═════ Records to process ═════
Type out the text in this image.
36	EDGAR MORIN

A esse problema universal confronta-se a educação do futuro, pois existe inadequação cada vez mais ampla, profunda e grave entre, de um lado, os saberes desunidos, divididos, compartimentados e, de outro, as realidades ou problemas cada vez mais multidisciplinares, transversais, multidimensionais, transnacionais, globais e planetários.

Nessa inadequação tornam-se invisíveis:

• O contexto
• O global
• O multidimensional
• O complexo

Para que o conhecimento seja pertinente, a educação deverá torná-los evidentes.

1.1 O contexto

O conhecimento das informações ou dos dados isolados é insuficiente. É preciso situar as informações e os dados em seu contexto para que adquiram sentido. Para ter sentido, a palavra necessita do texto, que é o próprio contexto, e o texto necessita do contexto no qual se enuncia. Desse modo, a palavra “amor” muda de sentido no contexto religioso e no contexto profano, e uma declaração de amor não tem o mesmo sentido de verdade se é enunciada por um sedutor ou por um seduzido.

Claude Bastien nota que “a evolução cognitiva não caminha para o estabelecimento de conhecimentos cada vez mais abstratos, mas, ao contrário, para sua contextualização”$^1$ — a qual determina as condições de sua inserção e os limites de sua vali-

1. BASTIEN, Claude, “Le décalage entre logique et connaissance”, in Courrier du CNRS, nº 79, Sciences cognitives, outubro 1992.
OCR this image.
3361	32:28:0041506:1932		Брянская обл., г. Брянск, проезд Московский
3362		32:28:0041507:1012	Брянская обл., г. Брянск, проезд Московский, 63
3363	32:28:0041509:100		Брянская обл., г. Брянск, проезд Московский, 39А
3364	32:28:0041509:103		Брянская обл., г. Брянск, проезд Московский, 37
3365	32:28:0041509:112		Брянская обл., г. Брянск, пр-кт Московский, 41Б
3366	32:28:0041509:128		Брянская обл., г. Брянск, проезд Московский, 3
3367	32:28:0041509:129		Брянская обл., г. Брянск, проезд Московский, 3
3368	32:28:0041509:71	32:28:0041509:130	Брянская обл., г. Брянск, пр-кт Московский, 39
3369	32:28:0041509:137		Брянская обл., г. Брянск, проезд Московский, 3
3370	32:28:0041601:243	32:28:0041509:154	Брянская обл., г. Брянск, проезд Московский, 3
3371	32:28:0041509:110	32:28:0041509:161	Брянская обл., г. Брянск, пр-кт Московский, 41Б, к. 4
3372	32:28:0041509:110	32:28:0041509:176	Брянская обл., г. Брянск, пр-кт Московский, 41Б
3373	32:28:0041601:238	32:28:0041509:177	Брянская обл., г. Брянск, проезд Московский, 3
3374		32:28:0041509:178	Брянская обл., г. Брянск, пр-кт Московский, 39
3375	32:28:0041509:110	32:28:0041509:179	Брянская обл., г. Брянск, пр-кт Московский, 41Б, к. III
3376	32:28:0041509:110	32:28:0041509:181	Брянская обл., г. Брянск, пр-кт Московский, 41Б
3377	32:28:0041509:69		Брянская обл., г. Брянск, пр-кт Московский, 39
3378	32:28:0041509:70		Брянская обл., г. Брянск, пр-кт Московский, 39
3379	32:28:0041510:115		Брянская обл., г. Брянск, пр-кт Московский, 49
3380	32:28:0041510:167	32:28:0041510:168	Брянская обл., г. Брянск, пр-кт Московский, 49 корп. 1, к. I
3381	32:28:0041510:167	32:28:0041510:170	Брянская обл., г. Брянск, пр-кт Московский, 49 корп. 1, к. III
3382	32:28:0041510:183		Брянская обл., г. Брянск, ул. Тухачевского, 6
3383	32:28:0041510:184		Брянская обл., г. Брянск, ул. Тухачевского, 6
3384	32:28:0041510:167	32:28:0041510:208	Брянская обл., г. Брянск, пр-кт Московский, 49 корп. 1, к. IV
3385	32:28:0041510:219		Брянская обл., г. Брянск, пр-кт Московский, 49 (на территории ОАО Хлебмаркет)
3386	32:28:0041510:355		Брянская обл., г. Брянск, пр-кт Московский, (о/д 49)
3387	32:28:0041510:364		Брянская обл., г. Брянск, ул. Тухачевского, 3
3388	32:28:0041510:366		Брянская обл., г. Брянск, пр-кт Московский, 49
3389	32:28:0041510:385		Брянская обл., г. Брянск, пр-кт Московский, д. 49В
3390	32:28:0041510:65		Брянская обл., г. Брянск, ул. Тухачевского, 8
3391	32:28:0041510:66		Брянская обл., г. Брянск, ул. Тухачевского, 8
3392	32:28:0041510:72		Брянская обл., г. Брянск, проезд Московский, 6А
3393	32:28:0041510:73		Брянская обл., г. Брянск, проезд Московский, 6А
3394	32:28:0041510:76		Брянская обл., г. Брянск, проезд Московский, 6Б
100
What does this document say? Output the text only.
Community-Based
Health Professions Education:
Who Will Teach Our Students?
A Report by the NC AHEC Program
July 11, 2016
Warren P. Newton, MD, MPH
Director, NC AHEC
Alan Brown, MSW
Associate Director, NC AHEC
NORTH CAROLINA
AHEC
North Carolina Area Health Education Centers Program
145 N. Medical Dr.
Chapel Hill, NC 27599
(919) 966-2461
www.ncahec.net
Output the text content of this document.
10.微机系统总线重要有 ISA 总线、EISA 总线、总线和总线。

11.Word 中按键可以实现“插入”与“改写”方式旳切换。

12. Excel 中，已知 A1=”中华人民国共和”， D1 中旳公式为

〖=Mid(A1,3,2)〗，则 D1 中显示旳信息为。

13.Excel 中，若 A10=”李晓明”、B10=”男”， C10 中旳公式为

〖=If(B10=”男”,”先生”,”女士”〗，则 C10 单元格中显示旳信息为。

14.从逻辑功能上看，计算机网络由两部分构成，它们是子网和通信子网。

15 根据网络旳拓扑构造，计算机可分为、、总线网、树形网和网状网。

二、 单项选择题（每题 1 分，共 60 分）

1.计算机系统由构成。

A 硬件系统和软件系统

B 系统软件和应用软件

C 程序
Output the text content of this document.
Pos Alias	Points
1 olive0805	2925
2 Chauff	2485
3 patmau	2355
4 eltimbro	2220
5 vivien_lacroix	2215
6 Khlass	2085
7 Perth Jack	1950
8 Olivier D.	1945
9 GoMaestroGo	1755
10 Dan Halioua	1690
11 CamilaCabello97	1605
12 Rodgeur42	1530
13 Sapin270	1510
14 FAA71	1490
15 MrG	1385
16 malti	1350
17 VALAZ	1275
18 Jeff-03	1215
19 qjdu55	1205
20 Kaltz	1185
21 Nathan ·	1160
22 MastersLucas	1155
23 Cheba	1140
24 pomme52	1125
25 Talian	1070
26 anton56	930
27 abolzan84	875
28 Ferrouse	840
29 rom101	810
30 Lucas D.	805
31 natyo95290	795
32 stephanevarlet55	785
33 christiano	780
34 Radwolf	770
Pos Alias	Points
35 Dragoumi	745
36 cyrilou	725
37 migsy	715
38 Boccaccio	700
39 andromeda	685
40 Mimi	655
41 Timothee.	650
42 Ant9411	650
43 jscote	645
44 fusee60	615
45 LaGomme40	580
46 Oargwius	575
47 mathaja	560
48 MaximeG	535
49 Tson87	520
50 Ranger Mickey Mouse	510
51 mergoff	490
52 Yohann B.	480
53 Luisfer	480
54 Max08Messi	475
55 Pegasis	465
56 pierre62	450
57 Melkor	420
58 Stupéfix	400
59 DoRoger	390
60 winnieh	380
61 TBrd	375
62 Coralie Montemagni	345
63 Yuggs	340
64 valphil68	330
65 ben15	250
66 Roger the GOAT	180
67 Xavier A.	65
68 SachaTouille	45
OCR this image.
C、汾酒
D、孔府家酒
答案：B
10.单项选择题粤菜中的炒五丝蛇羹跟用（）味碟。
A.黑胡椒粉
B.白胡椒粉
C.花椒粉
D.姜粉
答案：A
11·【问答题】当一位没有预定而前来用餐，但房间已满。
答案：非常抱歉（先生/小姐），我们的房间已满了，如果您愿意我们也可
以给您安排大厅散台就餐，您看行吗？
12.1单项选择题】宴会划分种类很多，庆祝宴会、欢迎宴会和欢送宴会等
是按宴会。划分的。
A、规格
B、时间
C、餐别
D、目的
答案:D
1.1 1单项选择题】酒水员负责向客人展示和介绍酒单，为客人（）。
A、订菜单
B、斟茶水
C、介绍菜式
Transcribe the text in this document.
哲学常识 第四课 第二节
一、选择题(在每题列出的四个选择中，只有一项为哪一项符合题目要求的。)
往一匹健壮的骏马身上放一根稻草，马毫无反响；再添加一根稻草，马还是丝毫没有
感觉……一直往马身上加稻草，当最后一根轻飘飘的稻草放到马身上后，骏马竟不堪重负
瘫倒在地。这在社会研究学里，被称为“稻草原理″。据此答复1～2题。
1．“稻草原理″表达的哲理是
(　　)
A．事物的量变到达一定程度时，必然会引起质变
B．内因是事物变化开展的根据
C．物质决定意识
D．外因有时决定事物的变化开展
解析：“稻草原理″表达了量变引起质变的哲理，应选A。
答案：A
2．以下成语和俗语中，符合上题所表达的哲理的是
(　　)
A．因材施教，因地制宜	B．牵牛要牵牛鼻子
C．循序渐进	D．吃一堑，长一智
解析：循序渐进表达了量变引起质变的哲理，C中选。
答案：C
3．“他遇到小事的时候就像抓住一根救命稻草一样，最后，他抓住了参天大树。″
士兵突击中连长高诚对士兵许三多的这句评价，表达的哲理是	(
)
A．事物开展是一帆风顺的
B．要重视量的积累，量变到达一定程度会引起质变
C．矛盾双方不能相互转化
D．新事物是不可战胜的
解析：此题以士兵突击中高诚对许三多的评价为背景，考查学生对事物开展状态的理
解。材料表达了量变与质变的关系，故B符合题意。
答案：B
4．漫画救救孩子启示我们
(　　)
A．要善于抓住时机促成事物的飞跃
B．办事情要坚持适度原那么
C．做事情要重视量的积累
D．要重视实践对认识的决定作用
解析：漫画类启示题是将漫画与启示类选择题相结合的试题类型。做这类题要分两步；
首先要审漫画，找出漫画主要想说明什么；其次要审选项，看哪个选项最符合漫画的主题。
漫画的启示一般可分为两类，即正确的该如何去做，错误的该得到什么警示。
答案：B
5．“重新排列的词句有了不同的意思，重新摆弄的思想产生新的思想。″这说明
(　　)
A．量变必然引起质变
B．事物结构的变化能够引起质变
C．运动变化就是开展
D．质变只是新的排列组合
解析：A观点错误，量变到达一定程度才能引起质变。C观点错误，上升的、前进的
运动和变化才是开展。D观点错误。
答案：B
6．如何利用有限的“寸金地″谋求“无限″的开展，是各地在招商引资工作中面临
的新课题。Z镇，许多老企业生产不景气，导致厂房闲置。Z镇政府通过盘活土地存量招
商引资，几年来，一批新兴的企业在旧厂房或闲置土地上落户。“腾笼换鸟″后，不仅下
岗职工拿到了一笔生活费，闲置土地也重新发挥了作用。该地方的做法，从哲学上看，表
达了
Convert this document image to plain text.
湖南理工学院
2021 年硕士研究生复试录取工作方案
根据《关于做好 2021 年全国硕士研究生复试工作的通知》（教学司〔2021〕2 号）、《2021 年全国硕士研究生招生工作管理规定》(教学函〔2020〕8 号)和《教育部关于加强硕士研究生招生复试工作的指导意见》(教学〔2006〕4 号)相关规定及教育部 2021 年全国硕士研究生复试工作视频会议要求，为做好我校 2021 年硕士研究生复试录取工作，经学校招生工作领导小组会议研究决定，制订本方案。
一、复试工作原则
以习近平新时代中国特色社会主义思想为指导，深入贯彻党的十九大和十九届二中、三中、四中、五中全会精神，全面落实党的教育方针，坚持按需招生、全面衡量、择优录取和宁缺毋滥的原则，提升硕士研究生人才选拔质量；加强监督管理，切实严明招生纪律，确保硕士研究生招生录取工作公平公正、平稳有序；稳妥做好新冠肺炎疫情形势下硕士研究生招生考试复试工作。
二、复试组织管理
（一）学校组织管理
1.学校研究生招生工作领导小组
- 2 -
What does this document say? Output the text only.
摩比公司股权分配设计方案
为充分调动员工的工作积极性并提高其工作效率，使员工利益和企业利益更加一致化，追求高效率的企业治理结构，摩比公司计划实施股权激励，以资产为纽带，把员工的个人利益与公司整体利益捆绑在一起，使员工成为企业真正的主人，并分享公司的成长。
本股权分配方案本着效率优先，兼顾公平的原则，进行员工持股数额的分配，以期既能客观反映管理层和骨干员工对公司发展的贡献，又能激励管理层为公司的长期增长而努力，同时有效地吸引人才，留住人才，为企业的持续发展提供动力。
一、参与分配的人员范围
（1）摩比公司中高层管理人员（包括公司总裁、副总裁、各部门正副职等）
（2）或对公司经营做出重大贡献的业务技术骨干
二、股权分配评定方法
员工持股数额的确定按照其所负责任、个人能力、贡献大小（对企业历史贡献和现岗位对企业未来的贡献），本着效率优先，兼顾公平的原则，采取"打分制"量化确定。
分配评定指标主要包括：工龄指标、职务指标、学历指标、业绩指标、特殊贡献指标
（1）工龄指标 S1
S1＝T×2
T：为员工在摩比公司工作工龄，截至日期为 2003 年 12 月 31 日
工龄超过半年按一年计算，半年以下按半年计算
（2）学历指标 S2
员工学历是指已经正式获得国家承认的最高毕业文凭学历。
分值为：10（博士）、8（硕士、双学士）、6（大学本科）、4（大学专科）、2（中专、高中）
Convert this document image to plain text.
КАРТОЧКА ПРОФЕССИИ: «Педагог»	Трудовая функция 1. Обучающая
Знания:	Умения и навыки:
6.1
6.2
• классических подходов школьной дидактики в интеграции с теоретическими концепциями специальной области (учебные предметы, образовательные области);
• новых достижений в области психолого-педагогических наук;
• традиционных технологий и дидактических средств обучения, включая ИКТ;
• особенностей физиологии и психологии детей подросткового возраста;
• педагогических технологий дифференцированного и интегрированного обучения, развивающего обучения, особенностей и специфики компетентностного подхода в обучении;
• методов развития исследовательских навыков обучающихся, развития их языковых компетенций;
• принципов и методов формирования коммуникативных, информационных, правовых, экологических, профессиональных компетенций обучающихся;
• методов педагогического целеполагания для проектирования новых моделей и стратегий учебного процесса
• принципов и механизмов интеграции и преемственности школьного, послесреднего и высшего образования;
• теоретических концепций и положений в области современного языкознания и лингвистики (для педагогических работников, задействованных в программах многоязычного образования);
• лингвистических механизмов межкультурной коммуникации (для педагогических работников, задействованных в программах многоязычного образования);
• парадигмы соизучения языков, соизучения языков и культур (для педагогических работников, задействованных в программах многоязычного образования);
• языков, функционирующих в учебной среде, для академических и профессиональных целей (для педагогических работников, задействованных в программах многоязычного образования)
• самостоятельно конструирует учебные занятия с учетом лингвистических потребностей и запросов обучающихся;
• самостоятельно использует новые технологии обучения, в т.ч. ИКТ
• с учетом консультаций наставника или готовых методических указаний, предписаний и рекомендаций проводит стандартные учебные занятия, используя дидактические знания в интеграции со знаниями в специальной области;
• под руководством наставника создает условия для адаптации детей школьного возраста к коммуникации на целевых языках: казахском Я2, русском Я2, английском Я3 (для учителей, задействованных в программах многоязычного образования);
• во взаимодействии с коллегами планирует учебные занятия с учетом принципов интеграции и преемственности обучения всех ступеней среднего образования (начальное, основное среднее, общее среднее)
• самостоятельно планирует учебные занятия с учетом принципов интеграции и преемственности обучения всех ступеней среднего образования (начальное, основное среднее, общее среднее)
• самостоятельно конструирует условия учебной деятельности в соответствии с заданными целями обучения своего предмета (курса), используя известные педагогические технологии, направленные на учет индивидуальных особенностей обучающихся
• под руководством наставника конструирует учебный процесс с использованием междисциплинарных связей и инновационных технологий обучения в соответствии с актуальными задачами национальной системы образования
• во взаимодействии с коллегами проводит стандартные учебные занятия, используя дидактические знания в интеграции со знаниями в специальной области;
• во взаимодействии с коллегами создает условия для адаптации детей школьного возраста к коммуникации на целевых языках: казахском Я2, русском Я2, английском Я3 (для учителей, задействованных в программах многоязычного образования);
═════
Aim of the task: Pick out the lines that contain "среднее" and copy them.

Correct response:
• во взаимодействии с коллегами планирует учебные занятия с учетом принципов интеграции и преемственности обучения всех ступеней среднего образования (начальное, основное среднее, общее среднее)
• самостоятельно планирует учебные занятия с учетом принципов интеграции и преемственности обучения всех ступеней среднего образования (начальное, основное среднее, общее среднее)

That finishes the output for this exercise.